* What you should do:
Report how many lines contain the word "light"; answer with the number only.

**** Information shown ****

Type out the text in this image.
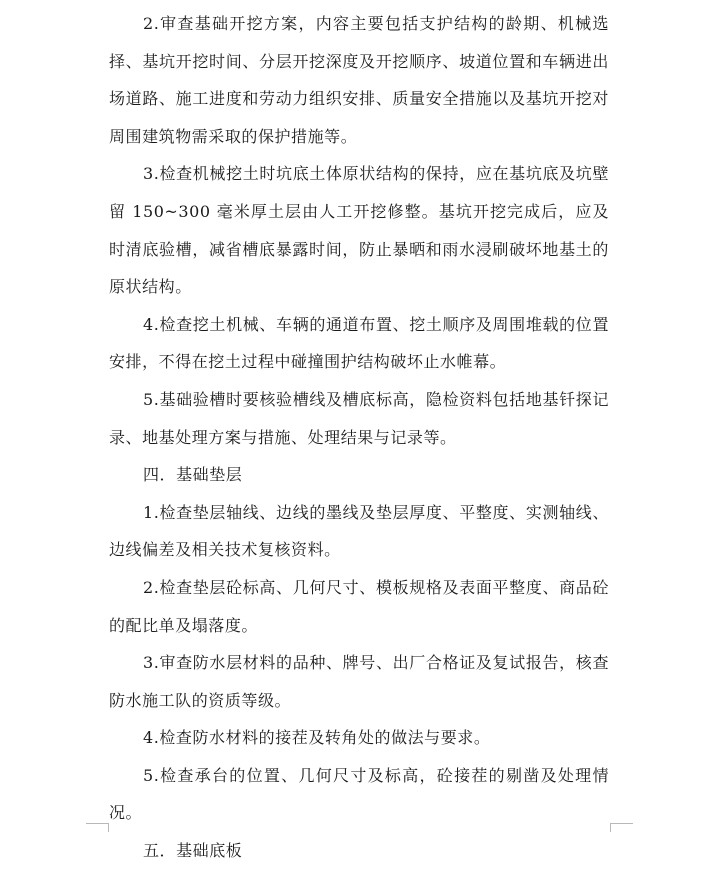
2.审查基础开挖方案，内容主要包括支护结构的龄期、机械选择、基坑开挖时间、分层开挖深度及开挖顺序、坡道位置和车辆进出场道路、施工进度和劳动力组织安排、质量安全措施以及基坑开挖对周围建筑物需采取的保护措施等。

3.检查机械挖土时坑底土体原状结构的保持，应在基坑底及坑壁留 150~300 毫米厚土层由人工开挖修整。基坑开挖完成后，应及时清底验槽，减省槽底暴露时间，防止暴晒和雨水浸刷破坏地基土的原状结构。

4.检查挖土机械、车辆的通道布置、挖土顺序及周围堆载的位置安排，不得在挖土过程中碰撞围护结构破坏止水帷幕。

5.基础验槽时要核验槽线及槽底标高，隐检资料包括地基钎探记录、地基处理方案与措施、处理结果与记录等。

四．基础垫层

1.检查垫层轴线、边线的墨线及垫层厚度、平整度、实测轴线、边线偏差及相关技术复核资料。

2.检查垫层砼标高、几何尺寸、模板规格及表面平整度、商品砼的配比单及塌落度。

3.审查防水层材料的品种、牌号、出厂合格证及复试报告，核查防水施工队的资质等级。

4.检查防水材料的接茬及转角处的做法与要求。

5.检查承台的位置、几何尺寸及标高，砼接茬的剔凿及处理情况。

五．基础底板
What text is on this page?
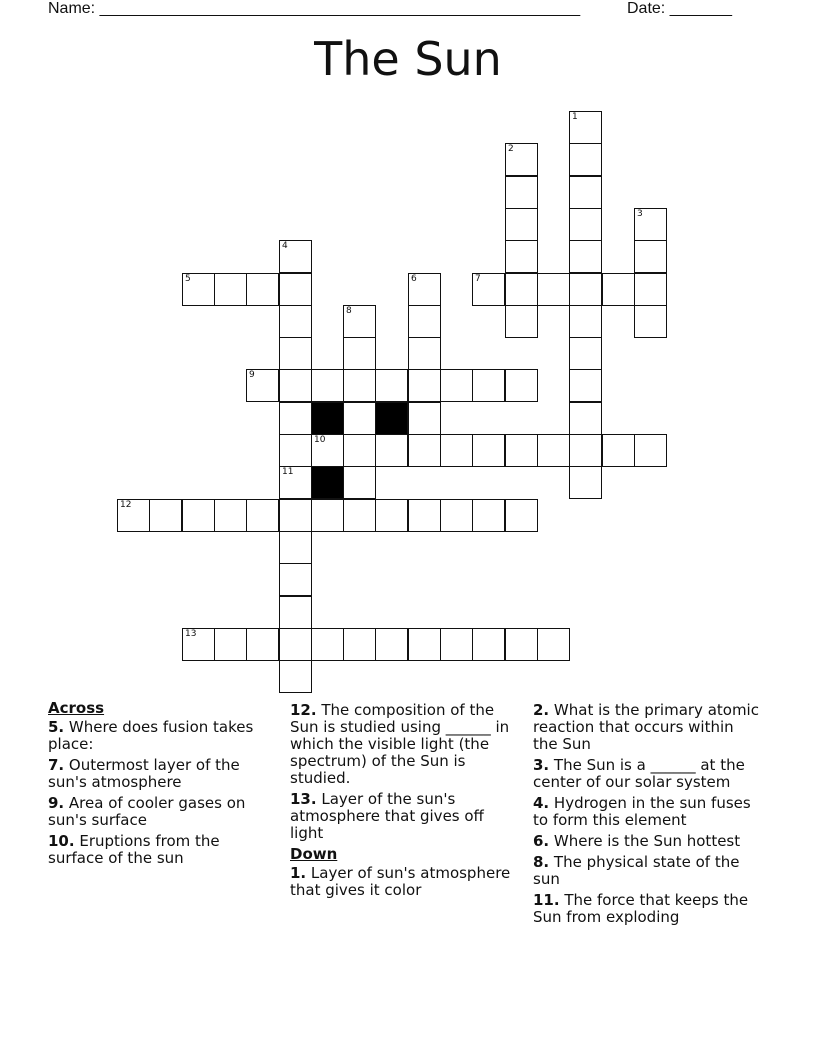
Name: ______________________________________________________	Date: _______
The Sun
1
2
3
4
5	6	7
8
9
10
11
12
13
Across
5. Where does fusion takes place:
7. Outermost layer of the sun's atmosphere
9. Area of cooler gases on sun's surface
10. Eruptions from the surface of the sun
12. The composition of the Sun is studied using ______ in which the visible light (the spectrum) of the Sun is studied.
13. Layer of the sun's atmosphere that gives off light
Down
1. Layer of sun's atmosphere that gives it color
2. What is the primary atomic reaction that occurs within the Sun
3. The Sun is a ______ at the center of our solar system
4. Hydrogen in the sun fuses to form this element
6. Where is the Sun hottest
8. The physical state of the sun
11. The force that keeps the Sun from exploding
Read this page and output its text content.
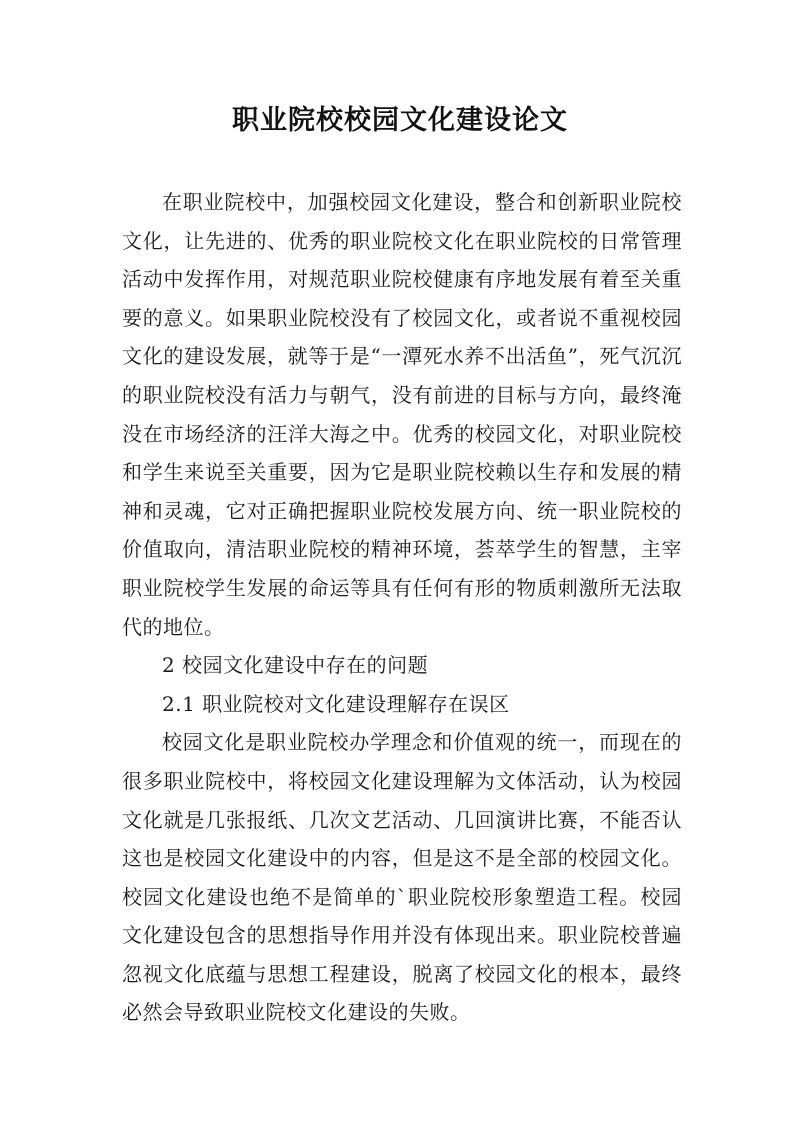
职业院校校园文化建设论文

在职业院校中，加强校园文化建设，整合和创新职业院校文化，让先进的、优秀的职业院校文化在职业院校的日常管理活动中发挥作用，对规范职业院校健康有序地发展有着至关重要的意义。如果职业院校没有了校园文化，或者说不重视校园文化的建设发展，就等于是“一潭死水养不出活鱼”，死气沉沉的职业院校没有活力与朝气，没有前进的目标与方向，最终淹没在市场经济的汪洋大海之中。优秀的校园文化，对职业院校和学生来说至关重要，因为它是职业院校赖以生存和发展的精神和灵魂，它对正确把握职业院校发展方向、统一职业院校的价值取向，清洁职业院校的精神环境，荟萃学生的智慧，主宰职业院校学生发展的命运等具有任何有形的物质刺激所无法取代的地位。

2 校园文化建设中存在的问题

2.1 职业院校对文化建设理解存在误区

校园文化是职业院校办学理念和价值观的统一，而现在的很多职业院校中，将校园文化建设理解为文体活动，认为校园文化就是几张报纸、几次文艺活动、几回演讲比赛，不能否认这也是校园文化建设中的内容，但是这不是全部的校园文化。校园文化建设也绝不是简单的`职业院校形象塑造工程。校园文化建设包含的思想指导作用并没有体现出来。职业院校普遍忽视文化底蕴与思想工程建设，脱离了校园文化的根本，最终必然会导致职业院校文化建设的失败。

****

* Output below:
2